Exercise requirements
1) Summarize the band interview in two sentences.
2) According to the band interview, what is the best tool independent artists have ever had?
3) Write what comes next in the band interview, picking up after its final sentence.

Excerpt to read
[START]

I think we throw people off by reminding them of Kings X on one song and Fates Warning the next. But we write to please ourselves and letting all of our influences and experiences show through make us happy

Ah so you don't "brand" SL, meaning you don't throw ideas or songs to the trash because it doesn't sound like SL.

Not very often, but there have been a few songs tossed out. Usually to be used elsewhere, like a solo project. Our writing process: one of us will write at home and bring things into practice. Usually pretty complete. So, for myself, I might decide a riff doesn't fit when I'm writing at home, so it never makes it to the band. Sometimes when we're writing or arranging together we'll scrap a riff that we're trying to put into a song and it just wont fit. We love complexity but we want to balance it with melody and listenable songs. And some songs have gone unfinished for a long time. We've never really tossed anything out. There are songs from Anomaly that we don't play anymore though.

I see, that's quite the usual process. And well, if a song isn't pushing the audience at live shows, well, why play them. That would be self destructive. They still turn out fine on the home stereo, I bet.
Being a totally independent band, what do you guys think about the "internet kills music" campaign of the industry?

Without the internet we would not have made it this far. Its the best tool independent artists have ever had. We've reached fans and friends in places that would have been impossible before. The local music scene here isn't great so we need to reach a wider audience outside our local area. Its kinda the 'long tail' idea at work. That said, I do hope people stop stealing music someday. Just because you can get something for free doesn't make it right.
What are your thoughts on it?

well i think I have more than just one thought. first of all, yes the net is great for spreading the world.
About stealing music, well there are many who simply save money by downloading music from the web, and I wished they'd be as honest as me and pay the artists for doing their work.
on the other hand I've seen a couple of people learning to know bands and artists that way they've had never heard of otherwise, and lately buy the cd afterwards. So if you see it that way it is still a good opportunity to spread one's tastes.
One thing is for sure, it won't be stopped, no matter what efforts will be done. And, by the way, when we were young, we lent the vinyl from friends and recoded them to cassettes, because we hadn't have the money to purchase all the fine music. So, in my case, I stole tons of music as a teenager...

yeah... I had lots of tapes too. But there's a scale to it. Me taping one copy just seems different than posting a file containing a band's entire catalog so thousands of people can download it.
And although the internet and home recording have been helpful it hasn't gotten any easier. I often say that the good thing about home recording is that anyone can record their music on a budget now. The bad thing is that everyone does. Succeeding in the music business is about standing out in the crowd. And the the crowd is massive.

[END]

Entries with labeled boxes
[START]

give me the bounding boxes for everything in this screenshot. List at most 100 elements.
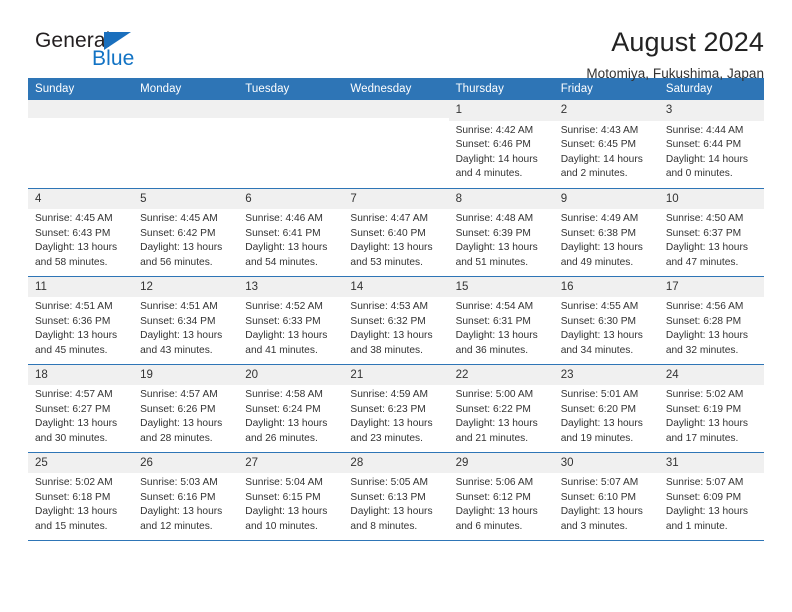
page-header: General Blue August 2024 Motomiya, Fukus… [28, 0, 764, 82]
sunrise-text: Sunrise: 5:00 AM [455, 389, 534, 401]
daylight-text-line1: Daylight: 13 hours [35, 242, 118, 254]
daylight-text-line1: Daylight: 13 hours [455, 330, 538, 342]
calendar-day-cell[interactable]: 15 Sunrise: 4:54 AM Sunset: 6:31 PM Dayligh… [448, 275, 554, 364]
sunrise-text: Sunrise: 4:43 AM [560, 124, 639, 136]
calendar-day-cell[interactable]: 23 Sunrise: 5:01 AM Sunset: 6:20 PM Dayligh… [553, 363, 659, 452]
calendar-week-row: 11 Sunrise: 4:51 AM Sunset: 6:36 PM Dayligh… [28, 275, 764, 364]
day-sun-details: Sunrise: 4:44 AM Sunset: 6:44 PM Daylight:… [659, 121, 764, 182]
sunrise-text: Sunrise: 4:53 AM [350, 301, 429, 313]
day-sun-details: Sunrise: 4:54 AM Sunset: 6:31 PM Daylight:… [449, 297, 554, 358]
daylight-text-line2: and 4 minutes. [455, 168, 523, 180]
day-sun-details: Sunrise: 4:50 AM Sunset: 6:37 PM Daylight:… [659, 209, 764, 270]
daylight-text-line2: and 8 minutes. [350, 520, 418, 532]
day-number: 12 [133, 276, 239, 298]
calendar-day-cell[interactable]: 6 Sunrise: 4:46 AM Sunset: 6:41 PM Daylight… [238, 187, 344, 276]
day-number: 15 [448, 276, 554, 298]
calendar-day-cell[interactable]: 3 Sunrise: 4:44 AM Sunset: 6:44 PM Daylight… [658, 100, 764, 188]
daylight-text-line2: and 49 minutes. [560, 256, 634, 268]
calendar-day-cell[interactable]: 28 Sunrise: 5:05 AM Sunset: 6:13 PM Dayligh… [343, 451, 449, 541]
daylight-text-line2: and 6 minutes. [455, 520, 523, 532]
calendar-week-row: 18 Sunrise: 4:57 AM Sunset: 6:27 PM Dayligh… [28, 363, 764, 452]
sunset-text: Sunset: 6:13 PM [350, 491, 426, 503]
calendar-day-cell[interactable]: 24 Sunrise: 5:02 AM Sunset: 6:19 PM Dayligh… [658, 363, 764, 452]
daylight-text-line2: and 12 minutes. [140, 520, 213, 532]
day-number [28, 100, 134, 118]
calendar-day-cell[interactable]: 8 Sunrise: 4:48 AM Sunset: 6:39 PM Daylight… [448, 187, 554, 276]
day-sun-details: Sunrise: 5:04 AM Sunset: 6:15 PM Daylight:… [238, 473, 343, 534]
calendar-day-cell[interactable]: 18 Sunrise: 4:57 AM Sunset: 6:27 PM Dayligh… [28, 363, 134, 452]
daylight-text-line1: Daylight: 13 hours [350, 418, 433, 430]
day-number: 31 [658, 452, 764, 474]
calendar-body: 1 Sunrise: 4:42 AM Sunset: 6:46 PM Daylight… [28, 100, 764, 541]
day-sun-details: Sunrise: 4:52 AM Sunset: 6:33 PM Daylight:… [238, 297, 343, 358]
calendar-day-cell[interactable]: 31 Sunrise: 5:07 AM Sunset: 6:09 PM Dayligh… [658, 451, 764, 541]
calendar-day-cell[interactable]: 19 Sunrise: 4:57 AM Sunset: 6:26 PM Dayligh… [133, 363, 239, 452]
calendar-day-cell[interactable]: 14 Sunrise: 4:53 AM Sunset: 6:32 PM Dayligh… [343, 275, 449, 364]
sunset-text: Sunset: 6:15 PM [245, 491, 321, 503]
sunrise-text: Sunrise: 4:55 AM [560, 301, 639, 313]
day-sun-details: Sunrise: 4:53 AM Sunset: 6:32 PM Daylight:… [343, 297, 448, 358]
daylight-text-line2: and 15 minutes. [35, 520, 108, 532]
day-number: 18 [28, 364, 134, 386]
calendar-day-cell[interactable]: 4 Sunrise: 4:45 AM Sunset: 6:43 PM Daylight… [28, 187, 134, 276]
calendar-day-cell[interactable]: 21 Sunrise: 4:59 AM Sunset: 6:23 PM Dayligh… [343, 363, 449, 452]
calendar-day-cell[interactable]: 7 Sunrise: 4:47 AM Sunset: 6:40 PM Daylight… [343, 187, 449, 276]
general-blue-logo[interactable]: General Blue [28, 28, 168, 80]
sunset-text: Sunset: 6:30 PM [560, 315, 637, 327]
daylight-text-line1: Daylight: 13 hours [455, 418, 538, 430]
calendar-day-cell[interactable]: 27 Sunrise: 5:04 AM Sunset: 6:15 PM Dayligh… [238, 451, 344, 541]
calendar-day-cell[interactable]: 25 Sunrise: 5:02 AM Sunset: 6:18 PM Dayligh… [28, 451, 134, 541]
day-sun-details: Sunrise: 4:57 AM Sunset: 6:26 PM Daylight:… [133, 385, 238, 446]
weekday-header-sunday: Sunday [28, 78, 134, 100]
calendar-day-cell[interactable]: 29 Sunrise: 5:06 AM Sunset: 6:12 PM Dayligh… [448, 451, 554, 541]
sunset-text: Sunset: 6:31 PM [455, 315, 531, 327]
daylight-text-line1: Daylight: 13 hours [560, 418, 643, 430]
daylight-text-line2: and 53 minutes. [350, 256, 423, 268]
calendar-day-cell[interactable]: 16 Sunrise: 4:55 AM Sunset: 6:30 PM Dayligh… [553, 275, 659, 364]
calendar-day-cell[interactable]: 20 Sunrise: 4:58 AM Sunset: 6:24 PM Dayligh… [238, 363, 344, 452]
daylight-text-line1: Daylight: 13 hours [665, 242, 748, 254]
sunrise-text: Sunrise: 5:01 AM [560, 389, 639, 401]
sunrise-text: Sunrise: 4:57 AM [35, 389, 113, 401]
calendar-day-cell[interactable]: 10 Sunrise: 4:50 AM Sunset: 6:37 PM Dayligh… [658, 187, 764, 276]
calendar-day-cell[interactable]: 12 Sunrise: 4:51 AM Sunset: 6:34 PM Dayligh… [133, 275, 239, 364]
day-number: 25 [28, 452, 134, 474]
daylight-text-line2: and 26 minutes. [245, 432, 318, 444]
calendar-day-cell[interactable]: 9 Sunrise: 4:49 AM Sunset: 6:38 PM Daylight… [553, 187, 659, 276]
calendar-day-cell[interactable]: 13 Sunrise: 4:52 AM Sunset: 6:33 PM Dayligh… [238, 275, 344, 364]
calendar-day-cell[interactable]: 22 Sunrise: 5:00 AM Sunset: 6:22 PM Dayligh… [448, 363, 554, 452]
calendar-day-cell[interactable]: 1 Sunrise: 4:42 AM Sunset: 6:46 PM Daylight… [448, 100, 554, 188]
calendar-day-cell[interactable]: 17 Sunrise: 4:56 AM Sunset: 6:28 PM Dayligh… [658, 275, 764, 364]
day-number: 1 [448, 100, 554, 121]
sunset-text: Sunset: 6:10 PM [560, 491, 637, 503]
sunset-text: Sunset: 6:23 PM [350, 403, 426, 415]
sunset-text: Sunset: 6:46 PM [455, 139, 531, 151]
day-sun-details: Sunrise: 4:46 AM Sunset: 6:41 PM Daylight:… [238, 209, 343, 270]
daylight-text-line1: Daylight: 14 hours [560, 153, 643, 165]
calendar-day-cell[interactable]: 5 Sunrise: 4:45 AM Sunset: 6:42 PM Daylight… [133, 187, 239, 276]
calendar-day-cell[interactable]: 26 Sunrise: 5:03 AM Sunset: 6:16 PM Dayligh… [133, 451, 239, 541]
calendar-page: General Blue August 2024 Motomiya, Fukus… [0, 0, 792, 612]
sunrise-text: Sunrise: 5:04 AM [245, 477, 323, 489]
daylight-text-line2: and 21 minutes. [455, 432, 529, 444]
calendar-week-row: 4 Sunrise: 4:45 AM Sunset: 6:43 PM Daylight… [28, 187, 764, 276]
sunset-text: Sunset: 6:18 PM [35, 491, 111, 503]
day-number: 3 [658, 100, 764, 121]
sunset-text: Sunset: 6:39 PM [455, 227, 531, 239]
sunrise-text: Sunrise: 4:57 AM [140, 389, 218, 401]
day-number: 6 [238, 188, 344, 210]
sunset-text: Sunset: 6:19 PM [665, 403, 742, 415]
calendar-day-cell[interactable]: 2 Sunrise: 4:43 AM Sunset: 6:45 PM Daylight… [553, 100, 659, 188]
day-number: 17 [658, 276, 764, 298]
daylight-text-line1: Daylight: 13 hours [35, 506, 118, 518]
sunset-text: Sunset: 6:38 PM [560, 227, 637, 239]
calendar-day-cell[interactable]: 11 Sunrise: 4:51 AM Sunset: 6:36 PM Dayligh… [28, 275, 134, 364]
weekday-header-monday: Monday [133, 78, 239, 100]
daylight-text-line2: and 32 minutes. [665, 344, 739, 356]
sunrise-text: Sunrise: 5:02 AM [665, 389, 744, 401]
daylight-text-line2: and 17 minutes. [665, 432, 739, 444]
day-number: 28 [343, 452, 449, 474]
daylight-text-line2: and 3 minutes. [560, 520, 628, 532]
calendar-day-cell[interactable]: 30 Sunrise: 5:07 AM Sunset: 6:10 PM Dayligh… [553, 451, 659, 541]
day-sun-details: Sunrise: 4:56 AM Sunset: 6:28 PM Daylight:… [659, 297, 764, 358]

[END]

Task-by-task results
1) The band member explains that the group writes to please itself, rarely discards songs outright, and balances complexity with melody and listenable songs. The internet has been essential in helping the independent band reach fans beyond its weak local scene, though the member hopes people stop stealing music and notes that standing out is hard now that everyone can record at home.

2) The internet.

3)
Well, actually, the common guy doesn't post the files, he's just having his computer insecure an in common doesn't know that the world can look into his file system. If they knew that simply their entire library is reachable through peer to peer systems, they'd simply stop that. Of course there are some who definitely want to have their music files available for everyone, but in one way or the other that has always been.

Yeah, I decided to give my last solo cd away for free on my site just to see if I got more exposure, its been a mixed bag. Lots of downloads but no one has felt like making any donations. But I'm willing, for some projects, just to go for exposure

Standing out in the crowd, that has always been a must. Back in the days when you needed a label for recording your music, there was no other way, but today the mass of bands has grown quite much, and the ones that had been refused then, just remained unrecognized. That's different today.
Oh, I must confess, I downloaded your album as well, listened to it and forgot about it. (that's one reason I dislike having my music library on the computer) I intended to make a donation, but it went out of my memory. I'll make that up, I promise.

Ha, no worries

But it is the same with Extorian, It seems the entire world knows the band, but there aren't many who purchase the cd.

Hard to get people to part with their beer money

I don't make music to get rich anyway, the world would be just a bit darker if I hadn't the opportunity to do so. Would just be nice if people did honor our efforts a bit more.

I agree with you there, Ray. Having to handle 'art' as 'product' makes it hard for people to appreciate it for its own sake.

As a teenager I wanted to be a rock star, of course, but I'm grown adult and see the world in a more realistic point of view now. ;)

On the business side, I'd be happy if the band paid for itself. But music is like air for me so I couldn't stop if I wanted to. I'll keep doing it as long as it brings me happiness in one form or another.
Well, should we wrap this up? Plenty here for a blog post! We should do it again, too.

Yeah, I think it is done for the moment. also I'd like to catch some sunrays on this first sunny day since a couple of weeks.

I'm jealous you have sun

And I enjoyed the chat! It was quite great! See ya! (wave)

Take care Ray

Thursday, March 27, 2008

The 4th

Family reasons has kept me from participating lately. Or maybe you could say that my life has progressed to a new level, which has limited my time quite a bit: The 22nd of March I had the 4th addition to my family, a baby boy.

Hopefully I will find time soon, but until then.....Prog ON !!!

Wednesday, March 26, 2008

Why do people in common ignore bands from their own country?

I got a dear friend in Brasil, Andrè, better known as Arcaneiro at progulus. We began to help each other out in filling leaks in our local markets by sending cds each other from local bands that aren't distributed on the other end.

In his latest e-mail he came up with a topic that bothers me since years. That's what he wrote:

"... was just having a discussion with some guys on a brazilian community about prog-metal.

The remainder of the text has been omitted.